Task brief:
Search the data for the string "Российской" and gather each line it is in.

(Saved entries)
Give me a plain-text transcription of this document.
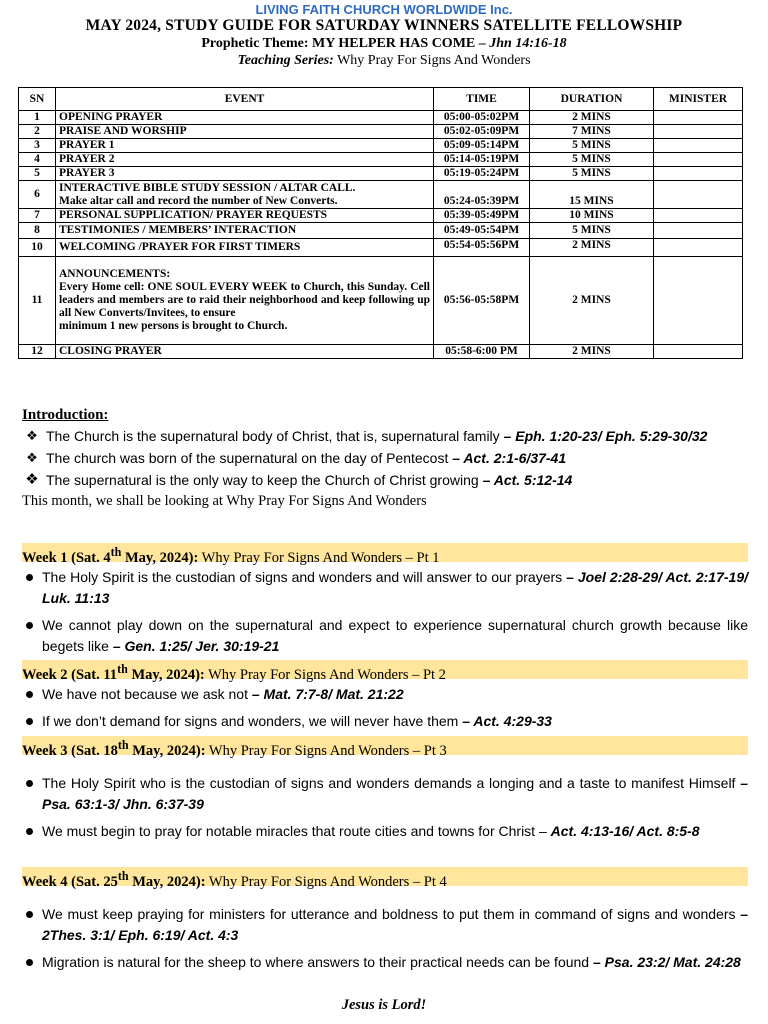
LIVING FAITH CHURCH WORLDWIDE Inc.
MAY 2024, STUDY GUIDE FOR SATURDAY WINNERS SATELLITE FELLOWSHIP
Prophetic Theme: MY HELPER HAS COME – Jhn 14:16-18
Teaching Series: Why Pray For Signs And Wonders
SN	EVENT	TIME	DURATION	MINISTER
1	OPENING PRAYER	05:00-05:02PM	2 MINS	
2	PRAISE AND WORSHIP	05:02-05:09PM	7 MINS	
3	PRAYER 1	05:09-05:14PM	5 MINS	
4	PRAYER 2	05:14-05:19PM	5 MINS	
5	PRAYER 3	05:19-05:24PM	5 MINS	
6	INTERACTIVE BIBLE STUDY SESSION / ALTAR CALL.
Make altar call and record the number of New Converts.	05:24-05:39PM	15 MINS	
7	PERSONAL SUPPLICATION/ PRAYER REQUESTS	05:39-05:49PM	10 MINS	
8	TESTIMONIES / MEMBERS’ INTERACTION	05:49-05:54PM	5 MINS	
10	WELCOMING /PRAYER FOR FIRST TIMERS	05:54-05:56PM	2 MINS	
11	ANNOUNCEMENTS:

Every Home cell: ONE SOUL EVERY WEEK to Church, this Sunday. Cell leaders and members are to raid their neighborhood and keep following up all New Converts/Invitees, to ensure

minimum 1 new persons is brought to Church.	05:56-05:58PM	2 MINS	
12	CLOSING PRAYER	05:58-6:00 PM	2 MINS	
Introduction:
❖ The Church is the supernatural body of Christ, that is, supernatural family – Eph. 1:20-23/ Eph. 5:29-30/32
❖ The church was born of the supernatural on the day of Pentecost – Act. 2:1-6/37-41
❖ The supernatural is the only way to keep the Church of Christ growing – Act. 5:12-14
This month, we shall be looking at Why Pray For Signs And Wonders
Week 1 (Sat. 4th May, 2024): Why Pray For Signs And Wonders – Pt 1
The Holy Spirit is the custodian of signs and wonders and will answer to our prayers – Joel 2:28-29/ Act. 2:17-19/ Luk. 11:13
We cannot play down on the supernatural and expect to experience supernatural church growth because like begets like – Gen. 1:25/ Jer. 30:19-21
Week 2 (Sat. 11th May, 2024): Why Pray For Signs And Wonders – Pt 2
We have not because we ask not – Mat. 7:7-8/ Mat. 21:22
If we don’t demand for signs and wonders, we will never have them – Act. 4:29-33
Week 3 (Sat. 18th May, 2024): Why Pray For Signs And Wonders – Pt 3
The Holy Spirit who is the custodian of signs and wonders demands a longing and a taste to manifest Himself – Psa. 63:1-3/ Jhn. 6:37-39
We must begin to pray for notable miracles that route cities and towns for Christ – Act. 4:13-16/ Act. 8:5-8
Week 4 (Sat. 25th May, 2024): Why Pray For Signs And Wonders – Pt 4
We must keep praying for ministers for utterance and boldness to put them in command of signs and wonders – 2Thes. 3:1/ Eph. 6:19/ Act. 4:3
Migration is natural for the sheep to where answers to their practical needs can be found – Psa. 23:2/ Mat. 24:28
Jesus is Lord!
---
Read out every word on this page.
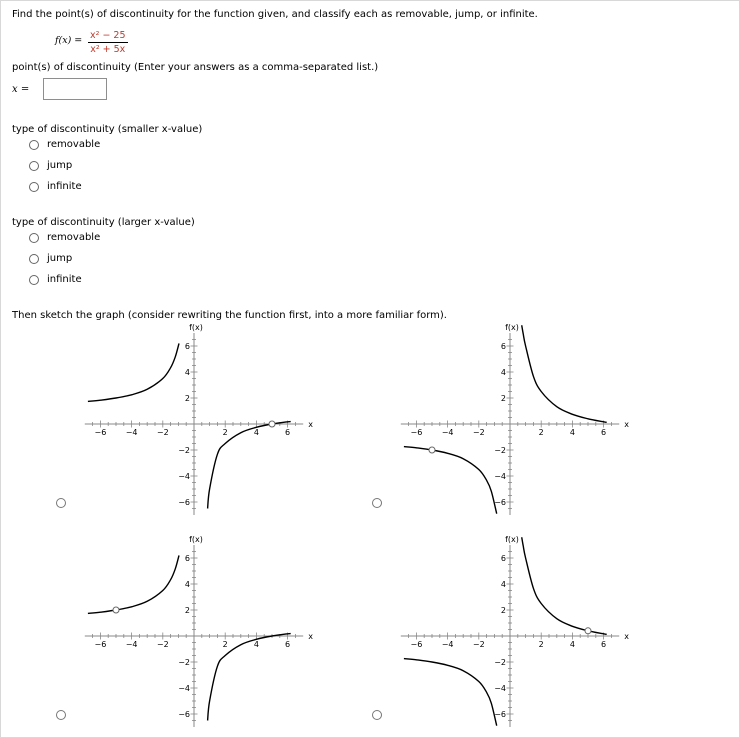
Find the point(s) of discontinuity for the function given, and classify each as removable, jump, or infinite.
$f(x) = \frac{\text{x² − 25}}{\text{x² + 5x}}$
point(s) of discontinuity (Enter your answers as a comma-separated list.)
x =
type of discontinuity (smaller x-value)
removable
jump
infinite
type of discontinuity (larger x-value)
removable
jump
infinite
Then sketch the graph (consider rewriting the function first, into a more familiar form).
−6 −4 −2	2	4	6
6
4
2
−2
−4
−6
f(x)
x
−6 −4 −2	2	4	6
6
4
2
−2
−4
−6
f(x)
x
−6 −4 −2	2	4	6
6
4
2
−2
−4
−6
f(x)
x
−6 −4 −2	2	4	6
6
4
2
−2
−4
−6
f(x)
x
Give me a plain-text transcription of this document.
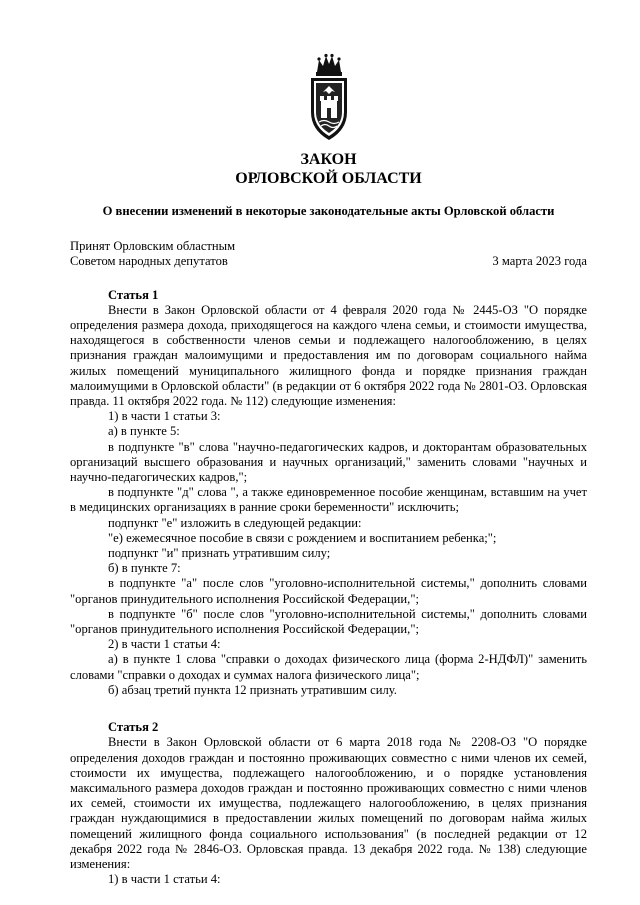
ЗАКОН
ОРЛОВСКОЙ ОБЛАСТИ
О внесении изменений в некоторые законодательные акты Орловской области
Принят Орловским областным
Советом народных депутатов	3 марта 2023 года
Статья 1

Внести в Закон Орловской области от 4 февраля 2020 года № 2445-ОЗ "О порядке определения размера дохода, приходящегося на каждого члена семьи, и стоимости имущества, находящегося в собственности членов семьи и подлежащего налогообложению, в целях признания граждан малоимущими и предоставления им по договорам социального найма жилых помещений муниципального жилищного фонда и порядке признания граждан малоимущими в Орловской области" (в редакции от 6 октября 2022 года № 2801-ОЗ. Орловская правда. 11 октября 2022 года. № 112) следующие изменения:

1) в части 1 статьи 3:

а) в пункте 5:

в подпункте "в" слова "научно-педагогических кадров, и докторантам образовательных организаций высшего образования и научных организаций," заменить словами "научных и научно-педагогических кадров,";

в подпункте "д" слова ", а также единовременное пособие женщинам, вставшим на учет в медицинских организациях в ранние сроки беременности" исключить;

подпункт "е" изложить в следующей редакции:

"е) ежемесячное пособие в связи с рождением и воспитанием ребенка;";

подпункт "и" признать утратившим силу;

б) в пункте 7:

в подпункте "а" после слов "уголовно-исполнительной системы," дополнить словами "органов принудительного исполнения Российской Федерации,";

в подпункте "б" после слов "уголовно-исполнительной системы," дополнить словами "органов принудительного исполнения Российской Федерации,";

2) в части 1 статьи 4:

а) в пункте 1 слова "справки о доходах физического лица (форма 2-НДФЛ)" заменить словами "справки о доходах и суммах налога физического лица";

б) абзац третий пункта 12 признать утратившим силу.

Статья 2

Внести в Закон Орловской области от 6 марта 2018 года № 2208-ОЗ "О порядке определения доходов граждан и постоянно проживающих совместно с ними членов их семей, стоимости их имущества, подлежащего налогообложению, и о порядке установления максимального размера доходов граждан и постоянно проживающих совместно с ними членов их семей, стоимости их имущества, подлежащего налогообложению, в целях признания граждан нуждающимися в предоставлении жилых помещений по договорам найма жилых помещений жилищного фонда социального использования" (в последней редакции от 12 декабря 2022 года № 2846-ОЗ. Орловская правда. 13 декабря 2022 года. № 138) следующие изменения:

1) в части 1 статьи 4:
--
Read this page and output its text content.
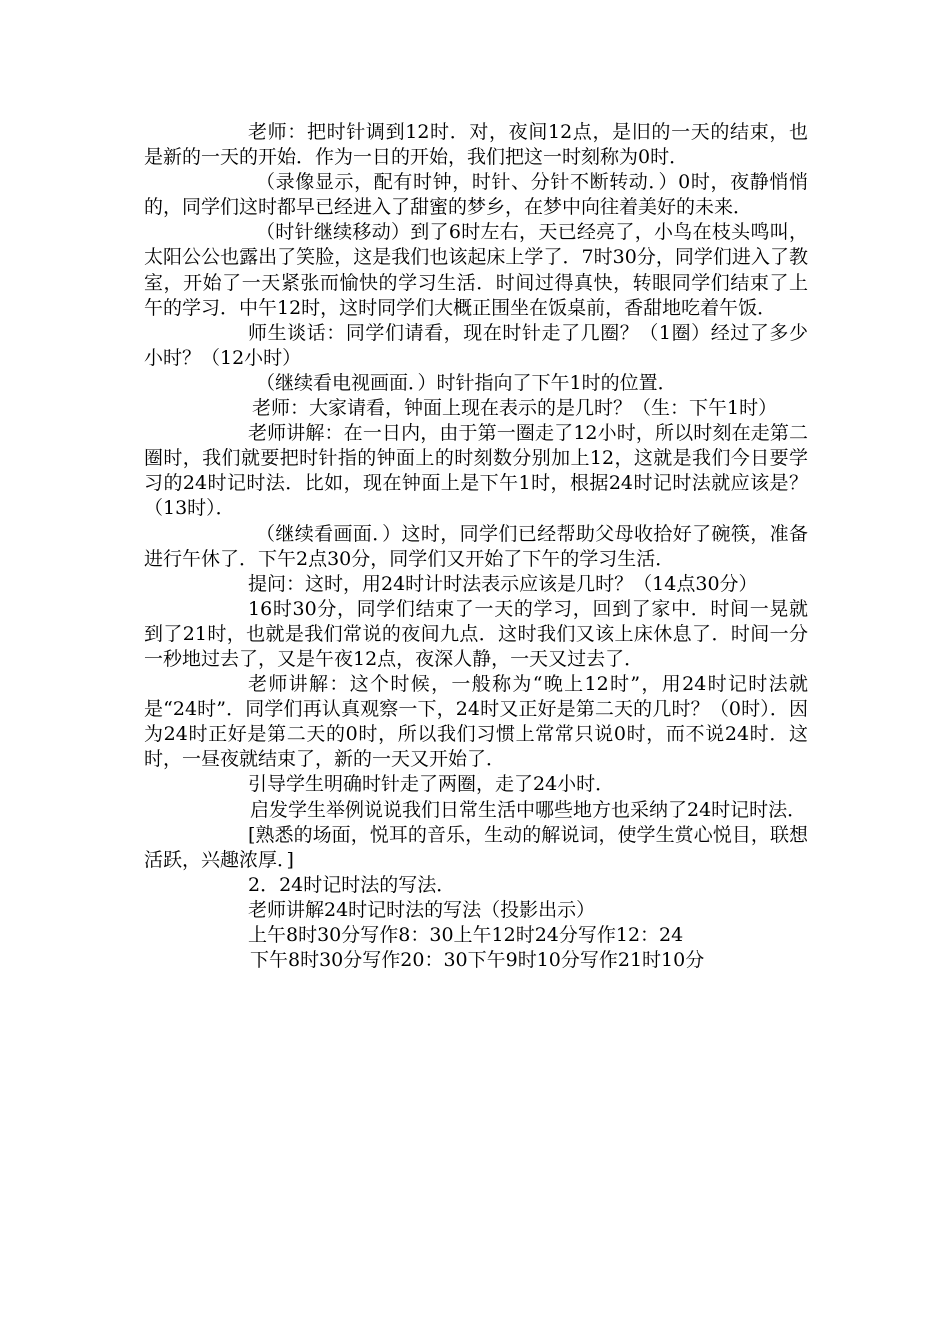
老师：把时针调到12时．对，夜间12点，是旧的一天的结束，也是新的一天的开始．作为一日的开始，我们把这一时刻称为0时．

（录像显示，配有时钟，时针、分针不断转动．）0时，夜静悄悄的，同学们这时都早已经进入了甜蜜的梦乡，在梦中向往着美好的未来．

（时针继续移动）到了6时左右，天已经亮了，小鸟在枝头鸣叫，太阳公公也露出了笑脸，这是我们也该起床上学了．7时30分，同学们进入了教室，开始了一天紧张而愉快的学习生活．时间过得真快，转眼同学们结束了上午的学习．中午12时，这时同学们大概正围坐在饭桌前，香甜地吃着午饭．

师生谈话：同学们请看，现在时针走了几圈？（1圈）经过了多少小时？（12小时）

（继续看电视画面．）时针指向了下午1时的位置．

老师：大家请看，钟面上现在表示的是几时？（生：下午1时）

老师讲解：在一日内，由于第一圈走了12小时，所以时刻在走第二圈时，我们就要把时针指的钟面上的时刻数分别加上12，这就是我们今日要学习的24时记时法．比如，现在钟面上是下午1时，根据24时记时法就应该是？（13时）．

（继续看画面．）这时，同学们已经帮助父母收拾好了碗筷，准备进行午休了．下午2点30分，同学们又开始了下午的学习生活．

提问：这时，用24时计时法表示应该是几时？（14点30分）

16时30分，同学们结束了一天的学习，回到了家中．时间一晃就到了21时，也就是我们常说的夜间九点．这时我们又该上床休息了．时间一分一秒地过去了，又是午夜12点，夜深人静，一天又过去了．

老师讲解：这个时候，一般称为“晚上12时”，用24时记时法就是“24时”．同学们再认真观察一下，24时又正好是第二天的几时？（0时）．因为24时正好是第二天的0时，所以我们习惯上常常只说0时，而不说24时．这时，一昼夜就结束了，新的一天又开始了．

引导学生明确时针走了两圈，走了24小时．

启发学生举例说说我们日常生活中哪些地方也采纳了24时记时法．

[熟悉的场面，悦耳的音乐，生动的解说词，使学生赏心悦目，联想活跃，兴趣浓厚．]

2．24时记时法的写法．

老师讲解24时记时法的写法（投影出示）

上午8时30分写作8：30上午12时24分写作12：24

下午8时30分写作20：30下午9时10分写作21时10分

Output for this exercise:
в подпункте "а" после слов "уголовно-исполнительной системы," дополнить словами "органов принудительного исполнения Российской Федерации,";
в подпункте "б" после слов "уголовно-исполнительной системы," дополнить словами "органов принудительного исполнения Российской Федерации,";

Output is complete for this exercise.